**WHAT IS REQUIRED:**
Write out the listing in full, matching it word for word.

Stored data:
--- start ---

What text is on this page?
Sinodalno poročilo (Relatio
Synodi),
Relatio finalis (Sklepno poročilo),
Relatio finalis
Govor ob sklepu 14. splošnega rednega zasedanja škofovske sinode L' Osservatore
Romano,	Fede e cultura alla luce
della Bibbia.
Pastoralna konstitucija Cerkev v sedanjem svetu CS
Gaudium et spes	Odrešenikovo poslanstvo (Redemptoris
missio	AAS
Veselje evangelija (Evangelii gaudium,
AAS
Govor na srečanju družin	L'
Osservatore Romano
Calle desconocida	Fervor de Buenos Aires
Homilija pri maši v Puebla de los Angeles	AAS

--- end ---

**THE REPLY:**
What text is on this page?
Sinodalno poročilo (Relatio
Synodi),
Relatio finalis (Sklepno poročilo),
Relatio finalis
Govor ob sklepu 14. splošnega rednega zasedanja škofovske sinode L' Osservatore
Romano,	Fede e cultura alla luce
della Bibbia.
Pastoralna konstitucija Cerkev v sedanjem svetu CS
Gaudium et spes	Odrešenikovo poslanstvo (Redemptoris
missio	AAS
Veselje evangelija (Evangelii gaudium,
AAS
Govor na srečanju družin	L'
Osservatore Romano
Calle desconocida	Fervor de Buenos Aires
Homilija pri maši v Puebla de los Angeles	AAS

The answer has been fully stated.